Look in the data below for the line that contains "Extract the chart's". Copy that line and the remaining lines exactly.

........

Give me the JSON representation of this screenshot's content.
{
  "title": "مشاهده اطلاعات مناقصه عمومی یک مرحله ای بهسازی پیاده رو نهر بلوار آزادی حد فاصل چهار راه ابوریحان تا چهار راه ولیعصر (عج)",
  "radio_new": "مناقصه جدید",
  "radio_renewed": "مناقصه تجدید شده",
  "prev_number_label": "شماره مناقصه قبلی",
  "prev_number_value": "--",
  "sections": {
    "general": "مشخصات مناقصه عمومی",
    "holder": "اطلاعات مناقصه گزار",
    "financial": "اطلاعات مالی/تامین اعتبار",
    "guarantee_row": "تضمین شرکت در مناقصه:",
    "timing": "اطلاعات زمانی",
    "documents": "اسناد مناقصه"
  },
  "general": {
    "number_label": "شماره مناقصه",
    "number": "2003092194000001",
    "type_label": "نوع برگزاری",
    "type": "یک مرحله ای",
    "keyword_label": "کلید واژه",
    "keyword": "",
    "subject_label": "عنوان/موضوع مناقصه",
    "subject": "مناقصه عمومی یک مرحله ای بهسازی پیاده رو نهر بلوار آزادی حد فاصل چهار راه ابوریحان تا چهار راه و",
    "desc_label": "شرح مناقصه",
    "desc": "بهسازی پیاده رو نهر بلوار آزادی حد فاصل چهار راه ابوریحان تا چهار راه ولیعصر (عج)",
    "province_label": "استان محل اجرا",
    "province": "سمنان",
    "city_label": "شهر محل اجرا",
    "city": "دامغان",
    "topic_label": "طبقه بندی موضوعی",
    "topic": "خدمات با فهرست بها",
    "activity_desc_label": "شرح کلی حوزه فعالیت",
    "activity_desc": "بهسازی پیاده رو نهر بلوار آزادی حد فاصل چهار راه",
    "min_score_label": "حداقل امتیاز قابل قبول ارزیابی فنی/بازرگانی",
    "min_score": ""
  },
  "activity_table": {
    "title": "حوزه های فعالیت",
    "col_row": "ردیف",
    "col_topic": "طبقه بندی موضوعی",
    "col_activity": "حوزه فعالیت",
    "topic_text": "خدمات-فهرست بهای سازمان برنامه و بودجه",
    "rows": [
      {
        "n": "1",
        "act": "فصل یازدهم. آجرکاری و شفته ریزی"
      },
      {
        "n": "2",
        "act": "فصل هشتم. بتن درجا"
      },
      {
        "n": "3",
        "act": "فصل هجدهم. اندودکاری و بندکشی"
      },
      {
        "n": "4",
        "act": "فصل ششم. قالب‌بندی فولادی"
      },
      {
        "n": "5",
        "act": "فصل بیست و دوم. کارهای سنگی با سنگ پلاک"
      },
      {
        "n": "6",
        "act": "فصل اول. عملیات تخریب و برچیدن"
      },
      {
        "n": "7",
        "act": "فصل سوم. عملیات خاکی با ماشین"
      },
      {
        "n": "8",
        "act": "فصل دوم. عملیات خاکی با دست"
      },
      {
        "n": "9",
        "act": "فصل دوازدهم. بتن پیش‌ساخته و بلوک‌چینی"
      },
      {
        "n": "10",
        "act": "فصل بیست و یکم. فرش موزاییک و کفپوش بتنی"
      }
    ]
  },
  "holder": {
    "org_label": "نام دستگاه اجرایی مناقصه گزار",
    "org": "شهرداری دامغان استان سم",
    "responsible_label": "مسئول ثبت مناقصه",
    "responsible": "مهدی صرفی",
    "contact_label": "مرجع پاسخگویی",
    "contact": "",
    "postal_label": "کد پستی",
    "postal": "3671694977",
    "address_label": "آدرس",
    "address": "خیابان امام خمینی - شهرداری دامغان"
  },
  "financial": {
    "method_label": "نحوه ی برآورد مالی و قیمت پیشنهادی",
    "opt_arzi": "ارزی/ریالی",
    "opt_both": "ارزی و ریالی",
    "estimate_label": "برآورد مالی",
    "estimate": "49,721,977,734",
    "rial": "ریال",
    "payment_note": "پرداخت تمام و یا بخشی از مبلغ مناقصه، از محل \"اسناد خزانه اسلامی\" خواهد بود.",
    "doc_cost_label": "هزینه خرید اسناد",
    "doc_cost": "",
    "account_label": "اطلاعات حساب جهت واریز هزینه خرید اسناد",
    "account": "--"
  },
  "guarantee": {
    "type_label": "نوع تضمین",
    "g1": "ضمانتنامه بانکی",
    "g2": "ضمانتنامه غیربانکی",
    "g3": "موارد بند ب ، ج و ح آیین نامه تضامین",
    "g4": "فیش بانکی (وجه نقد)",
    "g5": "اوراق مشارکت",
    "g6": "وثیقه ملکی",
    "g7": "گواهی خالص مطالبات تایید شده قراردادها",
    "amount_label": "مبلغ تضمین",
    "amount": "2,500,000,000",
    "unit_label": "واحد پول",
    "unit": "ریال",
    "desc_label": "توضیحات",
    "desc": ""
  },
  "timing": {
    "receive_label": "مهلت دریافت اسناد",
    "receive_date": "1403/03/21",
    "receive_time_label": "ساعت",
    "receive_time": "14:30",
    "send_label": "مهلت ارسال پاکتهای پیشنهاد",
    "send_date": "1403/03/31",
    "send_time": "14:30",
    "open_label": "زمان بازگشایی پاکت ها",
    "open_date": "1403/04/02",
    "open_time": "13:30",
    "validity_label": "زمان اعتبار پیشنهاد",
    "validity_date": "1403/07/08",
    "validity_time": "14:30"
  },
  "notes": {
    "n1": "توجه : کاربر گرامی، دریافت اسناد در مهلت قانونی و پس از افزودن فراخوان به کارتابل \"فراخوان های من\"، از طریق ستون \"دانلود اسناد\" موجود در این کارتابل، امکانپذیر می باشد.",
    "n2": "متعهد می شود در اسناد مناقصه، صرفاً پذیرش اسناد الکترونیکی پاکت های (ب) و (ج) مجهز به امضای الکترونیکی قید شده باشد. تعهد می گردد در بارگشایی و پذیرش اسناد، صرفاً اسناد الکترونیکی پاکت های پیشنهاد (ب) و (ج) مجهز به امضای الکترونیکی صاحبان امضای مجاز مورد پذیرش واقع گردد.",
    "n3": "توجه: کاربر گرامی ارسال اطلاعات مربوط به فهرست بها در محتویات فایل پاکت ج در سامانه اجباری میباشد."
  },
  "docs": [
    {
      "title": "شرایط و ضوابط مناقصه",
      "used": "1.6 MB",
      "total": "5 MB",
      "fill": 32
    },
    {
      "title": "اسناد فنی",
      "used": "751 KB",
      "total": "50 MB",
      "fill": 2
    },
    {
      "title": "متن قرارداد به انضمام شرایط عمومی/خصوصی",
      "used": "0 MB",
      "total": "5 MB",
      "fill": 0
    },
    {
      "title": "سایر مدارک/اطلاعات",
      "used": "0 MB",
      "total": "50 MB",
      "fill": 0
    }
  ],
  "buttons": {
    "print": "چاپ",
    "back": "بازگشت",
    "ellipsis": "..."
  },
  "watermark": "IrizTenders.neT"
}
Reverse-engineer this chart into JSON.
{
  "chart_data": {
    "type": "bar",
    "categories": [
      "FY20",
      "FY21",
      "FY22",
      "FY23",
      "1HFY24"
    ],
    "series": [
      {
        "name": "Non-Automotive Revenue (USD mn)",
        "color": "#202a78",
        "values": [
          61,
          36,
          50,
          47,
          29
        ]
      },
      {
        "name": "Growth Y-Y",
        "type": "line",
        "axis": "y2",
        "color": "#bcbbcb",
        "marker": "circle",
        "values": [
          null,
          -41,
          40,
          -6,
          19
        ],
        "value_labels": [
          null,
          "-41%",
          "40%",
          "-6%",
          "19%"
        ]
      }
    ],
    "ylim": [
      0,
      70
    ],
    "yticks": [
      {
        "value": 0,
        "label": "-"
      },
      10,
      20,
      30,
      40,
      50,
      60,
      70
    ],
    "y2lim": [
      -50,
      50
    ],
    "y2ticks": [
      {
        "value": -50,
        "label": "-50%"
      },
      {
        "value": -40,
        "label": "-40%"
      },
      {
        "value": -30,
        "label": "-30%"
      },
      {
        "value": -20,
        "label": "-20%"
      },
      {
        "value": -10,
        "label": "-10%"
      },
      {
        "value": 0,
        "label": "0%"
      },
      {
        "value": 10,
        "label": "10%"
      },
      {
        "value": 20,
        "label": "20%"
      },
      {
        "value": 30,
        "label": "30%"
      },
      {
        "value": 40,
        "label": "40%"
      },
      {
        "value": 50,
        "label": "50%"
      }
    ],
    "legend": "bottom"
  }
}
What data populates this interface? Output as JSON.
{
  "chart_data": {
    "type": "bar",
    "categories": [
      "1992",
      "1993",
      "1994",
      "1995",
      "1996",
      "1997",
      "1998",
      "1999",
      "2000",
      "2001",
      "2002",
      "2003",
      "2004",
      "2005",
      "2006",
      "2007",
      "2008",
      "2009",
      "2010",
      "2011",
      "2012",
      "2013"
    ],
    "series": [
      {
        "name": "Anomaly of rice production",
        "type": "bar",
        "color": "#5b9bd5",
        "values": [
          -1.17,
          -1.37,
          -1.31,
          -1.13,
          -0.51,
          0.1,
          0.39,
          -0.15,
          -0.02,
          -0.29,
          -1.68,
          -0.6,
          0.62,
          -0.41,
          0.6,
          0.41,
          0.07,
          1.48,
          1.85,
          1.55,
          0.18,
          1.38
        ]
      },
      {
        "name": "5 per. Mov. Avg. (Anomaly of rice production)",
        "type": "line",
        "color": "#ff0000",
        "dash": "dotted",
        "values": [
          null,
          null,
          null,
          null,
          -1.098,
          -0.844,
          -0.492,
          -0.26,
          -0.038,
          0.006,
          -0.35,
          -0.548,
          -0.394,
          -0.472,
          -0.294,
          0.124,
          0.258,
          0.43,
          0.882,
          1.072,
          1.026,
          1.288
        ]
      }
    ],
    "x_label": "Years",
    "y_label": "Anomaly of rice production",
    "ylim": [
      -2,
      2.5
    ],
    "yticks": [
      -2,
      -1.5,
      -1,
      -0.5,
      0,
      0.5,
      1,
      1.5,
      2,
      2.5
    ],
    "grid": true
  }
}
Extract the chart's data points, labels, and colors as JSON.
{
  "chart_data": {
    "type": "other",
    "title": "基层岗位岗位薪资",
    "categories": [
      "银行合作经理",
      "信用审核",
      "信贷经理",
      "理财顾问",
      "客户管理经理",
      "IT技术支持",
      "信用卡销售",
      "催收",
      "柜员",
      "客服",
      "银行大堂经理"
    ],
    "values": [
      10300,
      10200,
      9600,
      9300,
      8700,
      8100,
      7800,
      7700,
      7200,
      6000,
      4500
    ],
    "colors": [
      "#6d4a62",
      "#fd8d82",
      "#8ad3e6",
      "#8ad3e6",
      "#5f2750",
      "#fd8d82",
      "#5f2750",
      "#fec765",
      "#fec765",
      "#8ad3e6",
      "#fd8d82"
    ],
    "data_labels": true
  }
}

........

▶ [Finished exercise]:
Extract the chart's data points, labels, and colors as JSON.
{
  "chart_data": {
    "type": "other",
    "title": "基层岗位岗位薪资",
    "categories": [
      "银行合作经理",
      "信用审核",
      "信贷经理",
      "理财顾问",
      "客户管理经理",
      "IT技术支持",
      "信用卡销售",
      "催收",
      "柜员",
      "客服",
      "银行大堂经理"
    ],
    "values": [
      10300,
      10200,
      9600,
      9300,
      8700,
      8100,
      7800,
      7700,
      7200,
      6000,
      4500
    ],
    "colors": [
      "#6d4a62",
      "#fd8d82",
      "#8ad3e6",
      "#8ad3e6",
      "#5f2750",
      "#fd8d82",
      "#5f2750",
      "#fec765",
      "#fec765",
      "#8ad3e6",
      "#fd8d82"
    ],
    "data_labels": true
  }
}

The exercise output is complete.